Task directions: The entries are to be returned exactly, with images left out.

[Data items]

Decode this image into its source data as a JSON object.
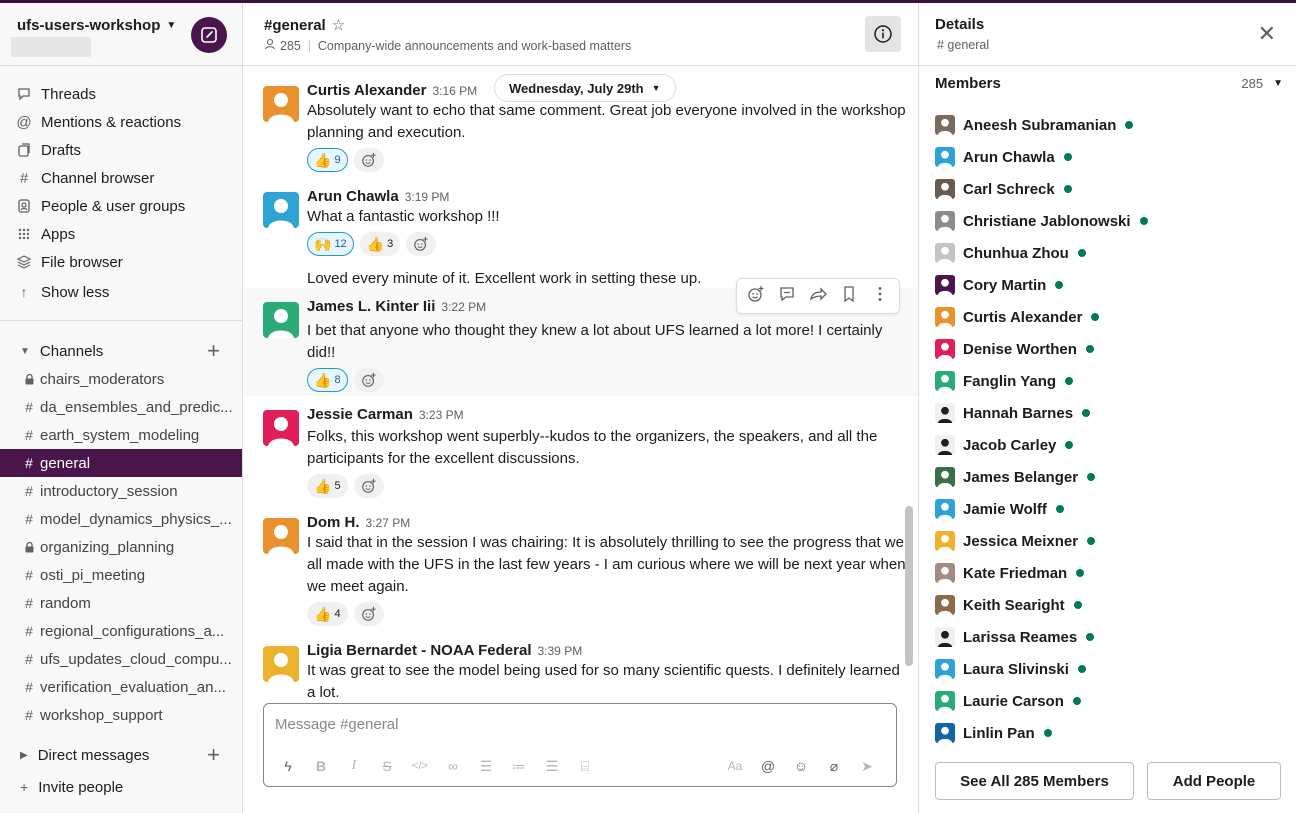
{
  "workspace": {
    "name": "ufs-users-workshop"
  },
  "nav": [
    {
      "label": "Threads",
      "icon": "threads-icon"
    },
    {
      "label": "Mentions & reactions",
      "icon": "at-icon"
    },
    {
      "label": "Drafts",
      "icon": "drafts-icon"
    },
    {
      "label": "Channel browser",
      "icon": "channel-browser-icon"
    },
    {
      "label": "People & user groups",
      "icon": "people-icon"
    },
    {
      "label": "Apps",
      "icon": "apps-icon"
    },
    {
      "label": "File browser",
      "icon": "files-icon"
    },
    {
      "label": "Show less",
      "icon": "arrow-up-icon"
    }
  ],
  "channels_header": "Channels",
  "channels": [
    {
      "name": "chairs_moderators",
      "private": true
    },
    {
      "name": "da_ensembles_and_predic...",
      "private": false
    },
    {
      "name": "earth_system_modeling",
      "private": false
    },
    {
      "name": "general",
      "private": false,
      "active": true
    },
    {
      "name": "introductory_session",
      "private": false
    },
    {
      "name": "model_dynamics_physics_...",
      "private": false
    },
    {
      "name": "organizing_planning",
      "private": true
    },
    {
      "name": "osti_pi_meeting",
      "private": false
    },
    {
      "name": "random",
      "private": false
    },
    {
      "name": "regional_configurations_a...",
      "private": false
    },
    {
      "name": "ufs_updates_cloud_compu...",
      "private": false
    },
    {
      "name": "verification_evaluation_an...",
      "private": false
    },
    {
      "name": "workshop_support",
      "private": false
    }
  ],
  "dm_header": "Direct messages",
  "invite_label": "Invite people",
  "channel": {
    "title": "#general",
    "member_count": "285",
    "topic": "Company-wide announcements and work-based matters"
  },
  "date_divider": "Wednesday, July 29th",
  "messages": [
    {
      "author": "Curtis Alexander",
      "time": "3:16 PM",
      "avatar_color": "#e8912d",
      "text": "Absolutely want to echo that same comment.  Great job everyone involved in the workshop planning and execution.",
      "reactions": [
        {
          "emoji": "👍",
          "count": "9",
          "mine": true
        }
      ]
    },
    {
      "author": "Arun Chawla",
      "time": "3:19 PM",
      "avatar_color": "#2fa3d6",
      "text": "What a fantastic workshop !!!",
      "reactions": [
        {
          "emoji": "🙌",
          "count": "12",
          "mine": true
        },
        {
          "emoji": "👍",
          "count": "3",
          "mine": false
        }
      ]
    },
    {
      "author": "",
      "time": "",
      "avatar_color": "",
      "text": "Loved every minute of it. Excellent work in setting these up.",
      "reactions": []
    },
    {
      "author": "James L. Kinter Iii",
      "time": "3:22 PM",
      "avatar_color": "#2bac76",
      "text": "I bet that anyone who thought they knew a lot about UFS learned a lot more! I certainly did!!",
      "reactions": [
        {
          "emoji": "👍",
          "count": "8",
          "mine": true
        }
      ]
    },
    {
      "author": "Jessie Carman",
      "time": "3:23 PM",
      "avatar_color": "#e01e5a",
      "text": "Folks, this workshop went superbly--kudos to the organizers, the speakers, and all the participants for the excellent discussions.",
      "reactions": [
        {
          "emoji": "👍",
          "count": "5",
          "mine": false
        }
      ]
    },
    {
      "author": "Dom H.",
      "time": "3:27 PM",
      "avatar_color": "#e8912d",
      "text": "I said that in the session I was chairing: It is absolutely thrilling to see the progress that we all made with the UFS in the last few years - I am curious where we will be next year when we meet again.",
      "reactions": [
        {
          "emoji": "👍",
          "count": "4",
          "mine": false
        }
      ]
    },
    {
      "author": "Ligia Bernardet - NOAA Federal",
      "time": "3:39 PM",
      "avatar_color": "#ecb22e",
      "text": "It was great to see the model being used for so many scientific quests. I definitely learned a lot.",
      "reactions": []
    }
  ],
  "composer": {
    "placeholder": "Message #general"
  },
  "details": {
    "title": "Details",
    "subtitle": "# general",
    "members_label": "Members",
    "members_count": "285",
    "members": [
      {
        "name": "Aneesh Subramanian",
        "color": "#7a6a5c"
      },
      {
        "name": "Arun Chawla",
        "color": "#2fa3d6"
      },
      {
        "name": "Carl Schreck",
        "color": "#6b5b4e"
      },
      {
        "name": "Christiane Jablonowski",
        "color": "#8c8c8c"
      },
      {
        "name": "Chunhua Zhou",
        "color": "#c4c4c4"
      },
      {
        "name": "Cory Martin",
        "color": "#4a154b"
      },
      {
        "name": "Curtis Alexander",
        "color": "#e8912d"
      },
      {
        "name": "Denise Worthen",
        "color": "#e01e5a"
      },
      {
        "name": "Fanglin Yang",
        "color": "#2bac76"
      },
      {
        "name": "Hannah Barnes",
        "color": "#f0f0f0"
      },
      {
        "name": "Jacob Carley",
        "color": "#f0f0f0"
      },
      {
        "name": "James Belanger",
        "color": "#3c6e47"
      },
      {
        "name": "Jamie Wolff",
        "color": "#2fa3d6"
      },
      {
        "name": "Jessica Meixner",
        "color": "#ecb22e"
      },
      {
        "name": "Kate Friedman",
        "color": "#a58a80"
      },
      {
        "name": "Keith Searight",
        "color": "#8a6b4a"
      },
      {
        "name": "Larissa Reames",
        "color": "#f0f0f0"
      },
      {
        "name": "Laura Slivinski",
        "color": "#2fa3d6"
      },
      {
        "name": "Laurie Carson",
        "color": "#2bac76"
      },
      {
        "name": "Linlin Pan",
        "color": "#1264a3"
      }
    ],
    "see_all_label": "See All 285 Members",
    "add_people_label": "Add People"
  },
  "colors": {
    "aubergine": "#4a154b",
    "online": "#007a5a",
    "mine_reaction": "#1d9bd1"
  }
}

Exercise answer:
Decode this image into its source data as a JSON object.
{
  "workspace": {
    "name": "ufs-users-workshop"
  },
  "nav": [
    {
      "label": "Threads",
      "icon": "threads-icon"
    },
    {
      "label": "Mentions & reactions",
      "icon": "at-icon"
    },
    {
      "label": "Drafts",
      "icon": "drafts-icon"
    },
    {
      "label": "Channel browser",
      "icon": "channel-browser-icon"
    },
    {
      "label": "People & user groups",
      "icon": "people-icon"
    },
    {
      "label": "Apps",
      "icon": "apps-icon"
    },
    {
      "label": "File browser",
      "icon": "files-icon"
    },
    {
      "label": "Show less",
      "icon": "arrow-up-icon"
    }
  ],
  "channels_header": "Channels",
  "channels": [
    {
      "name": "chairs_moderators",
      "private": true
    },
    {
      "name": "da_ensembles_and_predic...",
      "private": false
    },
    {
      "name": "earth_system_modeling",
      "private": false
    },
    {
      "name": "general",
      "private": false,
      "active": true
    },
    {
      "name": "introductory_session",
      "private": false
    },
    {
      "name": "model_dynamics_physics_...",
      "private": false
    },
    {
      "name": "organizing_planning",
      "private": true
    },
    {
      "name": "osti_pi_meeting",
      "private": false
    },
    {
      "name": "random",
      "private": false
    },
    {
      "name": "regional_configurations_a...",
      "private": false
    },
    {
      "name": "ufs_updates_cloud_compu...",
      "private": false
    },
    {
      "name": "verification_evaluation_an...",
      "private": false
    },
    {
      "name": "workshop_support",
      "private": false
    }
  ],
  "dm_header": "Direct messages",
  "invite_label": "Invite people",
  "channel": {
    "title": "#general",
    "member_count": "285",
    "topic": "Company-wide announcements and work-based matters"
  },
  "date_divider": "Wednesday, July 29th",
  "messages": [
    {
      "author": "Curtis Alexander",
      "time": "3:16 PM",
      "avatar_color": "#e8912d",
      "text": "Absolutely want to echo that same comment.  Great job everyone involved in the workshop planning and execution.",
      "reactions": [
        {
          "emoji": "👍",
          "count": "9",
          "mine": true
        }
      ]
    },
    {
      "author": "Arun Chawla",
      "time": "3:19 PM",
      "avatar_color": "#2fa3d6",
      "text": "What a fantastic workshop !!!",
      "reactions": [
        {
          "emoji": "🙌",
          "count": "12",
          "mine": true
        },
        {
          "emoji": "👍",
          "count": "3",
          "mine": false
        }
      ]
    },
    {
      "author": "",
      "time": "",
      "avatar_color": "",
      "text": "Loved every minute of it. Excellent work in setting these up.",
      "reactions": []
    },
    {
      "author": "James L. Kinter Iii",
      "time": "3:22 PM",
      "avatar_color": "#2bac76",
      "text": "I bet that anyone who thought they knew a lot about UFS learned a lot more! I certainly did!!",
      "reactions": [
        {
          "emoji": "👍",
          "count": "8",
          "mine": true
        }
      ]
    },
    {
      "author": "Jessie Carman",
      "time": "3:23 PM",
      "avatar_color": "#e01e5a",
      "text": "Folks, this workshop went superbly--kudos to the organizers, the speakers, and all the participants for the excellent discussions.",
      "reactions": [
        {
          "emoji": "👍",
          "count": "5",
          "mine": false
        }
      ]
    },
    {
      "author": "Dom H.",
      "time": "3:27 PM",
      "avatar_color": "#e8912d",
      "text": "I said that in the session I was chairing: It is absolutely thrilling to see the progress that we all made with the UFS in the last few years - I am curious where we will be next year when we meet again.",
      "reactions": [
        {
          "emoji": "👍",
          "count": "4",
          "mine": false
        }
      ]
    },
    {
      "author": "Ligia Bernardet - NOAA Federal",
      "time": "3:39 PM",
      "avatar_color": "#ecb22e",
      "text": "It was great to see the model being used for so many scientific quests. I definitely learned a lot.",
      "reactions": []
    }
  ],
  "composer": {
    "placeholder": "Message #general"
  },
  "details": {
    "title": "Details",
    "subtitle": "# general",
    "members_label": "Members",
    "members_count": "285",
    "members": [
      {
        "name": "Aneesh Subramanian",
        "color": "#7a6a5c"
      },
      {
        "name": "Arun Chawla",
        "color": "#2fa3d6"
      },
      {
        "name": "Carl Schreck",
        "color": "#6b5b4e"
      },
      {
        "name": "Christiane Jablonowski",
        "color": "#8c8c8c"
      },
      {
        "name": "Chunhua Zhou",
        "color": "#c4c4c4"
      },
      {
        "name": "Cory Martin",
        "color": "#4a154b"
      },
      {
        "name": "Curtis Alexander",
        "color": "#e8912d"
      },
      {
        "name": "Denise Worthen",
        "color": "#e01e5a"
      },
      {
        "name": "Fanglin Yang",
        "color": "#2bac76"
      },
      {
        "name": "Hannah Barnes",
        "color": "#f0f0f0"
      },
      {
        "name": "Jacob Carley",
        "color": "#f0f0f0"
      },
      {
        "name": "James Belanger",
        "color": "#3c6e47"
      },
      {
        "name": "Jamie Wolff",
        "color": "#2fa3d6"
      },
      {
        "name": "Jessica Meixner",
        "color": "#ecb22e"
      },
      {
        "name": "Kate Friedman",
        "color": "#a58a80"
      },
      {
        "name": "Keith Searight",
        "color": "#8a6b4a"
      },
      {
        "name": "Larissa Reames",
        "color": "#f0f0f0"
      },
      {
        "name": "Laura Slivinski",
        "color": "#2fa3d6"
      },
      {
        "name": "Laurie Carson",
        "color": "#2bac76"
      },
      {
        "name": "Linlin Pan",
        "color": "#1264a3"
      }
    ],
    "see_all_label": "See All 285 Members",
    "add_people_label": "Add People"
  },
  "colors": {
    "aubergine": "#4a154b",
    "online": "#007a5a",
    "mine_reaction": "#1d9bd1"
  }
}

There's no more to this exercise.